MATERIAL FOR THE TASK |
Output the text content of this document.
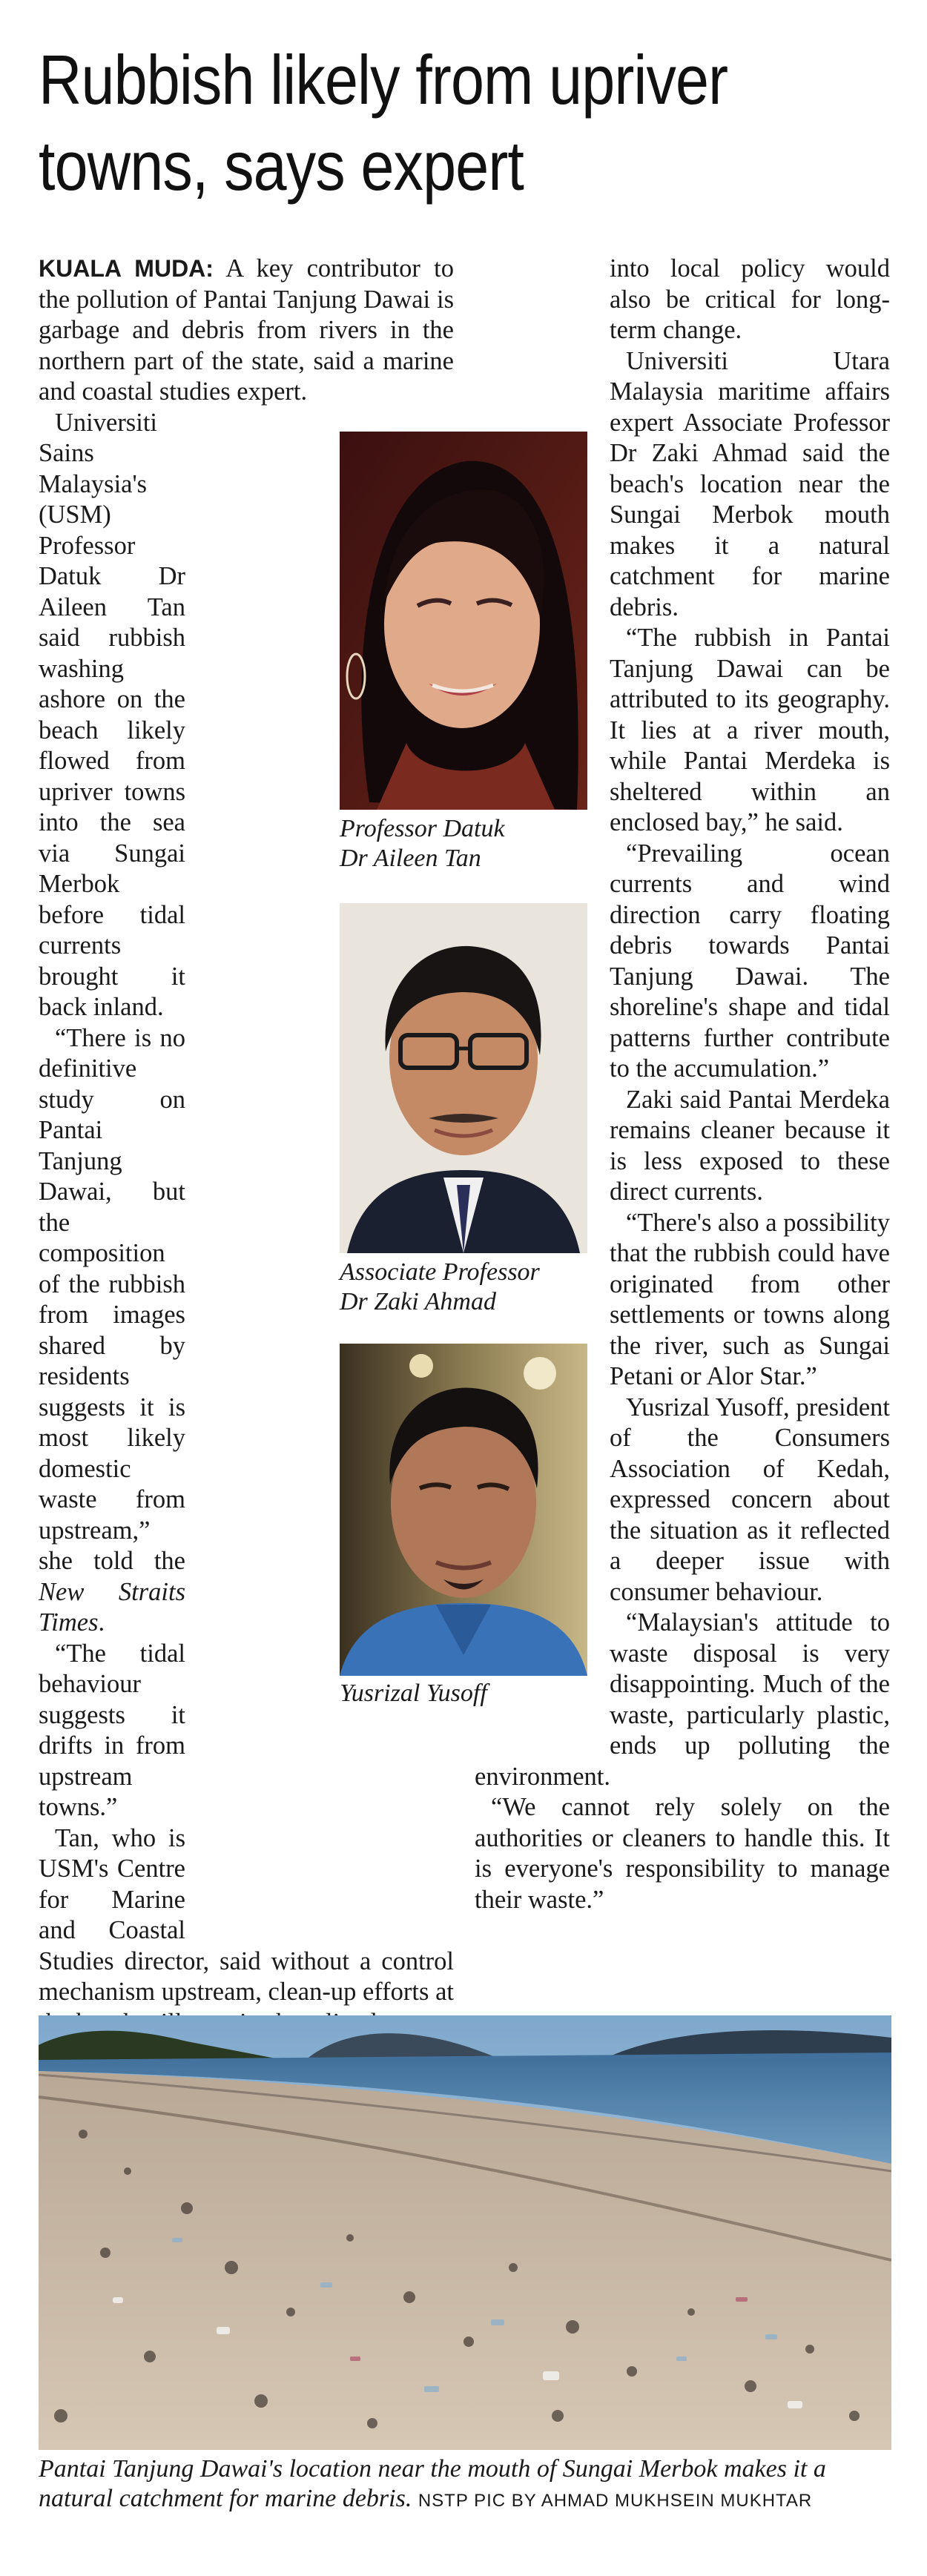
Rubbish likely from upriver towns, says expert

KUALA MUDA: A key contributor to the pollution of Pantai Tanjung Dawai is garbage and debris from rivers in the northern part of the state, said a marine and coastal studies expert.

Universiti Sains Malaysia's (USM) Professor Datuk Dr Aileen Tan said rubbish washing ashore on the beach likely flowed from upriver towns into the sea via Sungai Merbok before tidal currents brought it back inland.

“There is no definitive study on Pantai Tanjung Dawai, but the composition of the rubbish from images shared by residents suggests it is most likely domestic waste from upstream,” she told the New Straits Times.

“The tidal behaviour suggests it drifts in from upstream towns.”

Tan, who is USM's Centre for Marine and Coastal Studies director, said without a control mechanism upstream, clean-up efforts at

into local policy would also be critical for long-term change.

Universiti Utara Malaysia maritime affairs expert Associate Professor Dr Zaki Ahmad said the beach's location near the Sungai Merbok mouth makes it a natural catchment for marine debris.

“The rubbish in Pantai Tanjung Dawai can be attributed to its geography. It lies at a river mouth, while Pantai Merdeka is sheltered within an enclosed bay,” he said.

“Prevailing ocean currents and wind direction carry floating debris towards Pantai Tanjung Dawai. The shoreline's shape and tidal patterns further contribute to the accumulation.”

Zaki said Pantai Merdeka remains cleaner because it is less exposed to these direct currents.

“There's also a possibility that the rubbish could have originated from other settlements or towns along the river, such as Sungai Petani or Alor Star.”

Yusrizal Yusoff, president of the Consumers Association of Kedah, expressed concern about the situation as it reflected a deeper issue with consumer behaviour.

“Malaysian's attitude to waste disposal is very disappointing. Much of the waste, particularly plastic, ends up polluting the environment.

“We cannot rely solely on the authorities or cleaners to handle this. It is everyone's responsibility to manage their waste.”

Professor Datuk
Dr Aileen Tan
Associate Professor
Dr Zaki Ahmad
Yusrizal Yusoff
Pantai Tanjung Dawai's location near the mouth of Sungai Merbok makes it a natural catchment for marine debris. NSTP PIC BY AHMAD MUKHSEIN MUKHTAR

TASK INSTRUCTIONS | Provide the number of lines in these entries that hold the word "catchment", without any accompanying text.

SOLUTION | 2